BEGIN

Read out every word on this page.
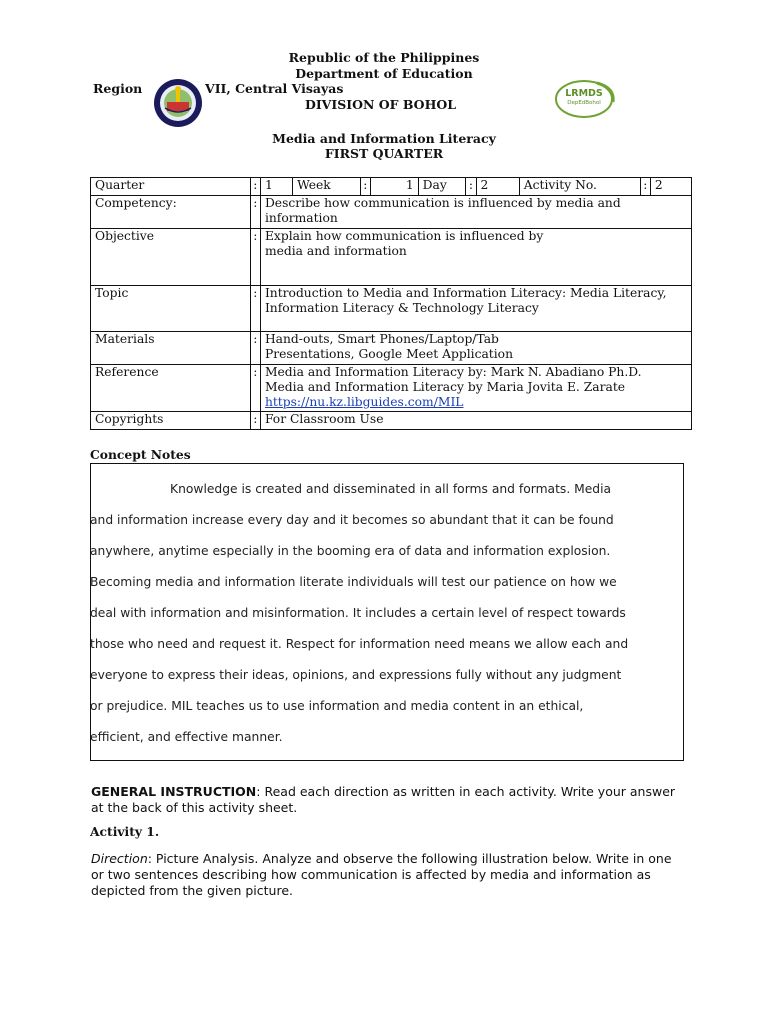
Republic of the Philippines
Department of Education
Region	VII, Central Visayas
DIVISION OF BOHOL
LRMDS
DepEdBohol
Media and Information Literacy
FIRST QUARTER
Quarter	:	1	Week	:	1	Day	:	2	Activity No.	:	2
Competency:	:	Describe how communication is influenced by media and information									
Objective	:	Explain how communication is influenced by
media and information									

Topic	:	Introduction to Media and Information Literacy: Media Literacy,
Information Literacy & Technology Literacy									

Materials	:	Hand-outs, Smart Phones/Laptop/Tab
Presentations, Google Meet Application									

Reference	:	Media and Information Literacy by: Mark N. Abadiano Ph.D.
Media and Information Literacy by Maria Jovita E. Zarate
https://nu.kz.libguides.com/MIL									
Copyrights	:	For Classroom Use									
Concept Notes
Knowledge is created and disseminated in all forms and formats. Media
and information increase every day and it becomes so abundant that it can be found
anywhere, anytime especially in the booming era of data and information explosion.
Becoming media and information literate individuals will test our patience on how we
deal with information and misinformation. It includes a certain level of respect towards
those who need and request it. Respect for information need means we allow each and
everyone to express their ideas, opinions, and expressions fully without any judgment
or prejudice. MIL teaches us to use information and media content in an ethical,
efficient, and effective manner.
GENERAL INSTRUCTION: Read each direction as written in each activity. Write your answer at the back of this activity sheet.
Activity 1.
Direction: Picture Analysis. Analyze and observe the following illustration below. Write in one or two sentences describing how communication is affected by media and information as depicted from the given picture.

END

## Problem
Locate each line containing the string "influenced" and show it.

## Worked solution
Competency:	:	Describe how communication is influenced by media and information									
Objective	:	Explain how communication is influenced by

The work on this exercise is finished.